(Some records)
%%

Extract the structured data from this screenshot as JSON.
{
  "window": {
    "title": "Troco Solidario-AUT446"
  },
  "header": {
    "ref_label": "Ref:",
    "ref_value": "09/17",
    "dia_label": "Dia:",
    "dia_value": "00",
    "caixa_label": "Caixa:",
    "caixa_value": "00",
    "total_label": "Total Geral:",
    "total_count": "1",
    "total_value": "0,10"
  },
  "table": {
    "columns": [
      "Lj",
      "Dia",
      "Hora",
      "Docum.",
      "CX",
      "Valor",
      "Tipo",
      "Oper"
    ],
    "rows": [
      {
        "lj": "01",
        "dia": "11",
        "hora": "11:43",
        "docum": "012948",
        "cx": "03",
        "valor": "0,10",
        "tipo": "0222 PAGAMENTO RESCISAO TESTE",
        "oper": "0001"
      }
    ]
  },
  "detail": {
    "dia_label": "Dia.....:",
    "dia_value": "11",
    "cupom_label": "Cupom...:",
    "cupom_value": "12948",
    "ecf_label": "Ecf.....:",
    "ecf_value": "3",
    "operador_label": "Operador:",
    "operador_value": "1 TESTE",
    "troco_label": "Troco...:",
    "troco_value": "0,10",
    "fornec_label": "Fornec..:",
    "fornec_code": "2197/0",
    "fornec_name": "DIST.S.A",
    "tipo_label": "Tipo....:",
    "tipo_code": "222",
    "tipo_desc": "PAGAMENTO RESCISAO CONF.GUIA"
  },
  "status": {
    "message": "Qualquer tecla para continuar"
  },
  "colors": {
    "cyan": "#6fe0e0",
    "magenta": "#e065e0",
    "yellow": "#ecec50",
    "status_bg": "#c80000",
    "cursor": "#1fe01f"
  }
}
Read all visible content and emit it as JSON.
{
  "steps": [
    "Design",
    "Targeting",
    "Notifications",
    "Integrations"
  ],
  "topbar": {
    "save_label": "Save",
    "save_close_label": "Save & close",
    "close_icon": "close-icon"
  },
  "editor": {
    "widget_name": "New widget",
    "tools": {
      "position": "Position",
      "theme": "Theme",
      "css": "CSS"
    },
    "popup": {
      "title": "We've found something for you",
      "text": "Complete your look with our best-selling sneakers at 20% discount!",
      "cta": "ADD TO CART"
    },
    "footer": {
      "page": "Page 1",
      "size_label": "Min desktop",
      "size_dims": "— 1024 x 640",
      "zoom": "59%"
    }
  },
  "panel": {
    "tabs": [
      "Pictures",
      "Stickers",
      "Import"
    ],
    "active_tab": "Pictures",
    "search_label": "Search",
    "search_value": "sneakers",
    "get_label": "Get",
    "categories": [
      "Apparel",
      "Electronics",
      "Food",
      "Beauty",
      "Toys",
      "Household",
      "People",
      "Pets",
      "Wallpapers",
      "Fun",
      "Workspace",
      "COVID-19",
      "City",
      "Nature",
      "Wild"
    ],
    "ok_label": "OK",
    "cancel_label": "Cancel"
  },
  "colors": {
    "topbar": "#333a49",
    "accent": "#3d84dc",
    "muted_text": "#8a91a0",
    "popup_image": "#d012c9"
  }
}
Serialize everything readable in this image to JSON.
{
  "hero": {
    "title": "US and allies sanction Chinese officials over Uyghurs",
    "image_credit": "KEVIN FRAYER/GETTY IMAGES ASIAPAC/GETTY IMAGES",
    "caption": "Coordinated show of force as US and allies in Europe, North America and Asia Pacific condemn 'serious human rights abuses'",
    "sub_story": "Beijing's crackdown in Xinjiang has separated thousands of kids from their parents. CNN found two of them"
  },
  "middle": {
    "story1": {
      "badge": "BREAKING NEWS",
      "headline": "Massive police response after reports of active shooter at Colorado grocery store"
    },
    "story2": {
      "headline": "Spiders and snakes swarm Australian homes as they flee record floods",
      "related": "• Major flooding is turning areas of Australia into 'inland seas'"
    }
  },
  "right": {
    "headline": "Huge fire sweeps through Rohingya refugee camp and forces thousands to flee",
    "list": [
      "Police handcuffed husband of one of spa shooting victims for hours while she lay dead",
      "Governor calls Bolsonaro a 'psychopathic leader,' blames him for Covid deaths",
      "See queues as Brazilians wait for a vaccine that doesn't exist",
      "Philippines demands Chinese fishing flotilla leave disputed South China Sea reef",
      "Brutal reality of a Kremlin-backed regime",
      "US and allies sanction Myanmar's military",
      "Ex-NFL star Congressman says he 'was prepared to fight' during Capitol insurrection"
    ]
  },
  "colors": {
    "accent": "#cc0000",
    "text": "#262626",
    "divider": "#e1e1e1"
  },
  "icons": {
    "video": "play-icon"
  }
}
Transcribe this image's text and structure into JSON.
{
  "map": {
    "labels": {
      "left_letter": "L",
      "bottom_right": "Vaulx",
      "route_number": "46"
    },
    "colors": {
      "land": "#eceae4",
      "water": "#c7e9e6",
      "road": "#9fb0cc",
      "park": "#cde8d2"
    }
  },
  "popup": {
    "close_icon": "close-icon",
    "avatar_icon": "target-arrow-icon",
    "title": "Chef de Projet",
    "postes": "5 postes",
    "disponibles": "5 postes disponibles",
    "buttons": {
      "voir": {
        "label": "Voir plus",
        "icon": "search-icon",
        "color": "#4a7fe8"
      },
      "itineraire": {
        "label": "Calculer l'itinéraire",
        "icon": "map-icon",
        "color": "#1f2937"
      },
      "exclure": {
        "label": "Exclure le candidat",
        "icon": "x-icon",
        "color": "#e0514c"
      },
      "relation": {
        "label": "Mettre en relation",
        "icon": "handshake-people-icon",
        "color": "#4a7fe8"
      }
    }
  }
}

%%

All of the entries above need to be reproduced exactly.

Extract the structured data from this screenshot as JSON.
{
  "window": {
    "title": "Troco Solidario-AUT446"
  },
  "header": {
    "ref_label": "Ref:",
    "ref_value": "09/17",
    "dia_label": "Dia:",
    "dia_value": "00",
    "caixa_label": "Caixa:",
    "caixa_value": "00",
    "total_label": "Total Geral:",
    "total_count": "1",
    "total_value": "0,10"
  },
  "table": {
    "columns": [
      "Lj",
      "Dia",
      "Hora",
      "Docum.",
      "CX",
      "Valor",
      "Tipo",
      "Oper"
    ],
    "rows": [
      {
        "lj": "01",
        "dia": "11",
        "hora": "11:43",
        "docum": "012948",
        "cx": "03",
        "valor": "0,10",
        "tipo": "0222 PAGAMENTO RESCISAO TESTE",
        "oper": "0001"
      }
    ]
  },
  "detail": {
    "dia_label": "Dia.....:",
    "dia_value": "11",
    "cupom_label": "Cupom...:",
    "cupom_value": "12948",
    "ecf_label": "Ecf.....:",
    "ecf_value": "3",
    "operador_label": "Operador:",
    "operador_value": "1 TESTE",
    "troco_label": "Troco...:",
    "troco_value": "0,10",
    "fornec_label": "Fornec..:",
    "fornec_code": "2197/0",
    "fornec_name": "DIST.S.A",
    "tipo_label": "Tipo....:",
    "tipo_code": "222",
    "tipo_desc": "PAGAMENTO RESCISAO CONF.GUIA"
  },
  "status": {
    "message": "Qualquer tecla para continuar"
  },
  "colors": {
    "cyan": "#6fe0e0",
    "magenta": "#e065e0",
    "yellow": "#ecec50",
    "status_bg": "#c80000",
    "cursor": "#1fe01f"
  }
}
Read all visible content and emit it as JSON.
{
  "steps": [
    "Design",
    "Targeting",
    "Notifications",
    "Integrations"
  ],
  "topbar": {
    "save_label": "Save",
    "save_close_label": "Save & close",
    "close_icon": "close-icon"
  },
  "editor": {
    "widget_name": "New widget",
    "tools": {
      "position": "Position",
      "theme": "Theme",
      "css": "CSS"
    },
    "popup": {
      "title": "We've found something for you",
      "text": "Complete your look with our best-selling sneakers at 20% discount!",
      "cta": "ADD TO CART"
    },
    "footer": {
      "page": "Page 1",
      "size_label": "Min desktop",
      "size_dims": "— 1024 x 640",
      "zoom": "59%"
    }
  },
  "panel": {
    "tabs": [
      "Pictures",
      "Stickers",
      "Import"
    ],
    "active_tab": "Pictures",
    "search_label": "Search",
    "search_value": "sneakers",
    "get_label": "Get",
    "categories": [
      "Apparel",
      "Electronics",
      "Food",
      "Beauty",
      "Toys",
      "Household",
      "People",
      "Pets",
      "Wallpapers",
      "Fun",
      "Workspace",
      "COVID-19",
      "City",
      "Nature",
      "Wild"
    ],
    "ok_label": "OK",
    "cancel_label": "Cancel"
  },
  "colors": {
    "topbar": "#333a49",
    "accent": "#3d84dc",
    "muted_text": "#8a91a0",
    "popup_image": "#d012c9"
  }
}
Serialize everything readable in this image to JSON.
{
  "hero": {
    "title": "US and allies sanction Chinese officials over Uyghurs",
    "image_credit": "KEVIN FRAYER/GETTY IMAGES ASIAPAC/GETTY IMAGES",
    "caption": "Coordinated show of force as US and allies in Europe, North America and Asia Pacific condemn 'serious human rights abuses'",
    "sub_story": "Beijing's crackdown in Xinjiang has separated thousands of kids from their parents. CNN found two of them"
  },
  "middle": {
    "story1": {
      "badge": "BREAKING NEWS",
      "headline": "Massive police response after reports of active shooter at Colorado grocery store"
    },
    "story2": {
      "headline": "Spiders and snakes swarm Australian homes as they flee record floods",
      "related": "• Major flooding is turning areas of Australia into 'inland seas'"
    }
  },
  "right": {
    "headline": "Huge fire sweeps through Rohingya refugee camp and forces thousands to flee",
    "list": [
      "Police handcuffed husband of one of spa shooting victims for hours while she lay dead",
      "Governor calls Bolsonaro a 'psychopathic leader,' blames him for Covid deaths",
      "See queues as Brazilians wait for a vaccine that doesn't exist",
      "Philippines demands Chinese fishing flotilla leave disputed South China Sea reef",
      "Brutal reality of a Kremlin-backed regime",
      "US and allies sanction Myanmar's military",
      "Ex-NFL star Congressman says he 'was prepared to fight' during Capitol insurrection"
    ]
  },
  "colors": {
    "accent": "#cc0000",
    "text": "#262626",
    "divider": "#e1e1e1"
  },
  "icons": {
    "video": "play-icon"
  }
}
Transcribe this image's text and structure into JSON.
{
  "map": {
    "labels": {
      "left_letter": "L",
      "bottom_right": "Vaulx",
      "route_number": "46"
    },
    "colors": {
      "land": "#eceae4",
      "water": "#c7e9e6",
      "road": "#9fb0cc",
      "park": "#cde8d2"
    }
  },
  "popup": {
    "close_icon": "close-icon",
    "avatar_icon": "target-arrow-icon",
    "title": "Chef de Projet",
    "postes": "5 postes",
    "disponibles": "5 postes disponibles",
    "buttons": {
      "voir": {
        "label": "Voir plus",
        "icon": "search-icon",
        "color": "#4a7fe8"
      },
      "itineraire": {
        "label": "Calculer l'itinéraire",
        "icon": "map-icon",
        "color": "#1f2937"
      },
      "exclure": {
        "label": "Exclure le candidat",
        "icon": "x-icon",
        "color": "#e0514c"
      },
      "relation": {
        "label": "Mettre en relation",
        "icon": "handshake-people-icon",
        "color": "#4a7fe8"
      }
    }
  }
}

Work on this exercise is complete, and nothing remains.